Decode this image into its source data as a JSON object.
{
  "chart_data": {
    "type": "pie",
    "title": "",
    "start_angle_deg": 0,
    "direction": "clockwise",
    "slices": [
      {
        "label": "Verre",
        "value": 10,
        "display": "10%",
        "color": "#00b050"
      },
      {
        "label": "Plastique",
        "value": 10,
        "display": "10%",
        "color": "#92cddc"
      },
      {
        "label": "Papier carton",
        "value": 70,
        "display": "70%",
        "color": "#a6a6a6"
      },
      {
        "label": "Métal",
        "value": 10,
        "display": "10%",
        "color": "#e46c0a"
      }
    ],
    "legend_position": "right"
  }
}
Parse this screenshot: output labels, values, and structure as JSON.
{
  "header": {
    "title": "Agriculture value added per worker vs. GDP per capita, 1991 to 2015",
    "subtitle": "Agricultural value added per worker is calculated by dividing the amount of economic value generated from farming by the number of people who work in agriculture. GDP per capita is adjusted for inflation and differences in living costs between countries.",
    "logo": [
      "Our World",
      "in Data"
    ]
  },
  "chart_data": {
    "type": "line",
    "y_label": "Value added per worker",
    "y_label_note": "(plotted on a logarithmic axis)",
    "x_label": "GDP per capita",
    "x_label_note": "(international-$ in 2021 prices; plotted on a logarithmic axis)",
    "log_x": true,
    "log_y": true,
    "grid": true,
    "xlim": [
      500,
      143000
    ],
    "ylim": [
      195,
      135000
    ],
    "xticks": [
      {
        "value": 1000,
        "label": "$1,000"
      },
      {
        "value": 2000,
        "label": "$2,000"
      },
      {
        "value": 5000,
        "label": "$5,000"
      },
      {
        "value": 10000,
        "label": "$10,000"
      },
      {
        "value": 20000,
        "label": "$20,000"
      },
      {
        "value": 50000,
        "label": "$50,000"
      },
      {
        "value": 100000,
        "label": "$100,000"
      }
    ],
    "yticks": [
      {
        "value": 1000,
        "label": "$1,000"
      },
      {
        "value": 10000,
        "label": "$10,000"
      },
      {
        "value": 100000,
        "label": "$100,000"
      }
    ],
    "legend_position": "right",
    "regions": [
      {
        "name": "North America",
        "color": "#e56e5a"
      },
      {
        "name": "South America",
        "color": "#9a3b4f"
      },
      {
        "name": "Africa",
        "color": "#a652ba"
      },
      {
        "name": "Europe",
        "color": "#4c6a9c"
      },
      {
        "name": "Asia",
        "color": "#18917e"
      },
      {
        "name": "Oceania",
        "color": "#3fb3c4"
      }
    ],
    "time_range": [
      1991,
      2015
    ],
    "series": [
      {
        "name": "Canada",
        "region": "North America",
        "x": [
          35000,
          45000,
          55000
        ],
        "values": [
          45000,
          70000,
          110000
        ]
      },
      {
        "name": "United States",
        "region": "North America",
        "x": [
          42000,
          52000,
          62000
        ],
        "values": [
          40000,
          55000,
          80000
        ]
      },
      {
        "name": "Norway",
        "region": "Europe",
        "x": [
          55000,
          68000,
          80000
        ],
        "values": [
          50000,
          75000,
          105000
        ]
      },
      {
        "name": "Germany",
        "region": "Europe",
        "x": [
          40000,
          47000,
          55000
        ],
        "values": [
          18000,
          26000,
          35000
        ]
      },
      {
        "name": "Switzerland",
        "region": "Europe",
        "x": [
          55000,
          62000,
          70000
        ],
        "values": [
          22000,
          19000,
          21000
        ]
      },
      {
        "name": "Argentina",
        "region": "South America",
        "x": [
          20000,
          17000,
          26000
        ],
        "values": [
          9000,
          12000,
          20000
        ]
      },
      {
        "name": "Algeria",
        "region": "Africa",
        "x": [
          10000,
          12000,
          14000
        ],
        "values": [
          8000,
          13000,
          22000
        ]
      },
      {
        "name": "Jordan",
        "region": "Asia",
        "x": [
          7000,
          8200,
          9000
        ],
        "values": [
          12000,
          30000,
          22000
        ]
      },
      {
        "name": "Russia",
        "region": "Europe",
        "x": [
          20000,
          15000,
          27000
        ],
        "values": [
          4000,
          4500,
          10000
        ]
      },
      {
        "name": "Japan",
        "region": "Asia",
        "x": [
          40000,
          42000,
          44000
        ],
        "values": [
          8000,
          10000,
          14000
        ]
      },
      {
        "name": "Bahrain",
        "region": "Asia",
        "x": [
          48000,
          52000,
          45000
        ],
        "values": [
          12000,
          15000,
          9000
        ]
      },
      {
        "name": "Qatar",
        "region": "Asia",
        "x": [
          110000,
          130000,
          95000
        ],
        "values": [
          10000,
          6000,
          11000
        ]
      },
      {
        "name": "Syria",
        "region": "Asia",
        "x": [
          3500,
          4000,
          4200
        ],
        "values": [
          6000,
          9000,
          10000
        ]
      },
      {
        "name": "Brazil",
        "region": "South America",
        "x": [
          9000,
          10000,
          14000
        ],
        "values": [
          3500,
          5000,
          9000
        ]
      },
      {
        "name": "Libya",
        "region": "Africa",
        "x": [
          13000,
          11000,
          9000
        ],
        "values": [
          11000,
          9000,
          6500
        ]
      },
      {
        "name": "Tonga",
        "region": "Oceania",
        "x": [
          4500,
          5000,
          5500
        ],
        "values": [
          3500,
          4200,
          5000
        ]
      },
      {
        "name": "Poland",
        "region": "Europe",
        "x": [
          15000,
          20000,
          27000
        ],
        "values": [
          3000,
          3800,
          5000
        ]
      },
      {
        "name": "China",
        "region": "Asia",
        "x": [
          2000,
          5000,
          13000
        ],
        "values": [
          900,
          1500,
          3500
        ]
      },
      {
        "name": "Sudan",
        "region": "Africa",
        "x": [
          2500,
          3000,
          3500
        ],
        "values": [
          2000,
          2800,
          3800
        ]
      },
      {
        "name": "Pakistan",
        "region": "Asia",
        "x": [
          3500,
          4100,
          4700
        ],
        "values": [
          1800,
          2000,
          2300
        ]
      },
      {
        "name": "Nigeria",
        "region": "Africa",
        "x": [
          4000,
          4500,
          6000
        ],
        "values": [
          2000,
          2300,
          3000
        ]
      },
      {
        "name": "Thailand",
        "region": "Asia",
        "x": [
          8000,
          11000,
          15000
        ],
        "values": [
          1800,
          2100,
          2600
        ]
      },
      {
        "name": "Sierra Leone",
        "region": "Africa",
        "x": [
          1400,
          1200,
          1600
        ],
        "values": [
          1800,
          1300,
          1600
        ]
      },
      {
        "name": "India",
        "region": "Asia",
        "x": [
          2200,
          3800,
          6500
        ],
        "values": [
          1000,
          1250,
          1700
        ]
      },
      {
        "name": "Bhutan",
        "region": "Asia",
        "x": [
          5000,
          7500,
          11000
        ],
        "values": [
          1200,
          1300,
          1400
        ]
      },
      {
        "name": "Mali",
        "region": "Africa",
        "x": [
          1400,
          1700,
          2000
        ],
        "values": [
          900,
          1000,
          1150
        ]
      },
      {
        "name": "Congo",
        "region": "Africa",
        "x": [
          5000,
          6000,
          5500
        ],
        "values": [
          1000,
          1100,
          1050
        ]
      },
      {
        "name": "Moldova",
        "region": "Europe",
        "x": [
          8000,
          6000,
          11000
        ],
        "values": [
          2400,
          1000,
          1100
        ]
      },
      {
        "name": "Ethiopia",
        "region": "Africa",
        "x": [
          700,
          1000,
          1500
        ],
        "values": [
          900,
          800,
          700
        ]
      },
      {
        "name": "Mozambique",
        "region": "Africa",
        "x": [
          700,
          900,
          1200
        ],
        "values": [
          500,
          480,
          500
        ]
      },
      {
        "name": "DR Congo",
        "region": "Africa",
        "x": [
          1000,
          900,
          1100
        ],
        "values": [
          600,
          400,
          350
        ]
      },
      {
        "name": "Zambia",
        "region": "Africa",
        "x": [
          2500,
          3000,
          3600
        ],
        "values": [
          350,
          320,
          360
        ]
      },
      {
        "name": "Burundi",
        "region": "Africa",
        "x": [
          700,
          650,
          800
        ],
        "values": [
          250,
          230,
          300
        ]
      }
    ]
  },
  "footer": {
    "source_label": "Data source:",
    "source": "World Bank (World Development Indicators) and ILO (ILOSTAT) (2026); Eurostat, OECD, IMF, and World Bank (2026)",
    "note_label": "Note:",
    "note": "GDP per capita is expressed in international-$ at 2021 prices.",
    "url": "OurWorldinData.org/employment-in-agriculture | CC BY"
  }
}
+--
◆ Task details
In the records above, how many lines contain the word "prices"? Give the number alone.

◆ Task answer
2